EXERCISE REQUIREMENTS
Reproduce every line of the data below verbatim, preserving each character and the original line order.

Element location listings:

+ + +

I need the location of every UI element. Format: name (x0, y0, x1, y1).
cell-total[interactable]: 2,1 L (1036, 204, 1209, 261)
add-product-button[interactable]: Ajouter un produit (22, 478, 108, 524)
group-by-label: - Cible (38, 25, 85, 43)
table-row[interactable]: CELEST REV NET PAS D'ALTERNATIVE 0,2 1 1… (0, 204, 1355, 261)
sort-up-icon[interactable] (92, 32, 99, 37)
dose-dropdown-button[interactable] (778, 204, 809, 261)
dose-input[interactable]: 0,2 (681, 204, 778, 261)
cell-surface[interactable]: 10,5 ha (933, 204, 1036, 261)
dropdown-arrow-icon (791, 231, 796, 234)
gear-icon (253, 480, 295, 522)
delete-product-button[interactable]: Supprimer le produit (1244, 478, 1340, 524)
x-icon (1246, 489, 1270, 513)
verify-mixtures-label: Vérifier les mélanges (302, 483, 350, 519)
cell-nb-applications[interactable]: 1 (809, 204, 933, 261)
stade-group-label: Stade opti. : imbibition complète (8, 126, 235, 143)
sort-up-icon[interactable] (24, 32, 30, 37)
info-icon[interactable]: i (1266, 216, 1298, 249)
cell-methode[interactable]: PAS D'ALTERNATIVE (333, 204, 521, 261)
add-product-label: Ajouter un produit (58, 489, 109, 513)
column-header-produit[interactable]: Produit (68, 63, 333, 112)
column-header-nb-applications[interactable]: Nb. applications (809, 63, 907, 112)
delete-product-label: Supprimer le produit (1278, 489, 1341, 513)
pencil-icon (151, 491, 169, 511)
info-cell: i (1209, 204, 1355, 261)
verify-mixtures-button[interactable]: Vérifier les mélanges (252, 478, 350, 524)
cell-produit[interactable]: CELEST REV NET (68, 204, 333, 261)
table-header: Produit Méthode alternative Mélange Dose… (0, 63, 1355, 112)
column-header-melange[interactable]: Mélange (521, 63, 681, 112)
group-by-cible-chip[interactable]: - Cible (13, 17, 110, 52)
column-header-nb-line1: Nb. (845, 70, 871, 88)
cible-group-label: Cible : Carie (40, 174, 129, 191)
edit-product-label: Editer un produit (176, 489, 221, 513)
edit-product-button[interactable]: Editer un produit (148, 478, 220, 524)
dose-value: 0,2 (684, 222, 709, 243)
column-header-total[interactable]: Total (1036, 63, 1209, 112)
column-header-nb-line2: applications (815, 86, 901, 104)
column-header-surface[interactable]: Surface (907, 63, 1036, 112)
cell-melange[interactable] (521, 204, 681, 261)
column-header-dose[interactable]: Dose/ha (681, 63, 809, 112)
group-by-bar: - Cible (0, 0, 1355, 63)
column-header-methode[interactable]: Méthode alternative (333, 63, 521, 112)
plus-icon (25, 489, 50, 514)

+ + +

RESPONSE
I need the location of every UI element. Format: name (x0, y0, x1, y1).
cell-total[interactable]: 2,1 L (1036, 204, 1209, 261)
add-product-button[interactable]: Ajouter un produit (22, 478, 108, 524)
group-by-label: - Cible (38, 25, 85, 43)
table-row[interactable]: CELEST REV NET PAS D'ALTERNATIVE 0,2 1 1… (0, 204, 1355, 261)
sort-up-icon[interactable] (92, 32, 99, 37)
dose-dropdown-button[interactable] (778, 204, 809, 261)
dose-input[interactable]: 0,2 (681, 204, 778, 261)
cell-surface[interactable]: 10,5 ha (933, 204, 1036, 261)
dropdown-arrow-icon (791, 231, 796, 234)
gear-icon (253, 480, 295, 522)
delete-product-button[interactable]: Supprimer le produit (1244, 478, 1340, 524)
x-icon (1246, 489, 1270, 513)
verify-mixtures-label: Vérifier les mélanges (302, 483, 350, 519)
cell-nb-applications[interactable]: 1 (809, 204, 933, 261)
stade-group-label: Stade opti. : imbibition complète (8, 126, 235, 143)
sort-up-icon[interactable] (24, 32, 30, 37)
info-icon[interactable]: i (1266, 216, 1298, 249)
cell-methode[interactable]: PAS D'ALTERNATIVE (333, 204, 521, 261)
add-product-label: Ajouter un produit (58, 489, 109, 513)
column-header-produit[interactable]: Produit (68, 63, 333, 112)
column-header-nb-applications[interactable]: Nb. applications (809, 63, 907, 112)
delete-product-label: Supprimer le produit (1278, 489, 1341, 513)
pencil-icon (151, 491, 169, 511)
info-cell: i (1209, 204, 1355, 261)
verify-mixtures-button[interactable]: Vérifier les mélanges (252, 478, 350, 524)
cell-produit[interactable]: CELEST REV NET (68, 204, 333, 261)
table-header: Produit Méthode alternative Mélange Dose… (0, 63, 1355, 112)
column-header-melange[interactable]: Mélange (521, 63, 681, 112)
group-by-cible-chip[interactable]: - Cible (13, 17, 110, 52)
column-header-nb-line1: Nb. (845, 70, 871, 88)
cible-group-label: Cible : Carie (40, 174, 129, 191)
edit-product-label: Editer un produit (176, 489, 221, 513)
edit-product-button[interactable]: Editer un produit (148, 478, 220, 524)
dose-value: 0,2 (684, 222, 709, 243)
column-header-total[interactable]: Total (1036, 63, 1209, 112)
column-header-nb-line2: applications (815, 86, 901, 104)
column-header-surface[interactable]: Surface (907, 63, 1036, 112)
cell-melange[interactable] (521, 204, 681, 261)
column-header-dose[interactable]: Dose/ha (681, 63, 809, 112)
group-by-bar: - Cible (0, 0, 1355, 63)
column-header-methode[interactable]: Méthode alternative (333, 63, 521, 112)
plus-icon (25, 489, 50, 514)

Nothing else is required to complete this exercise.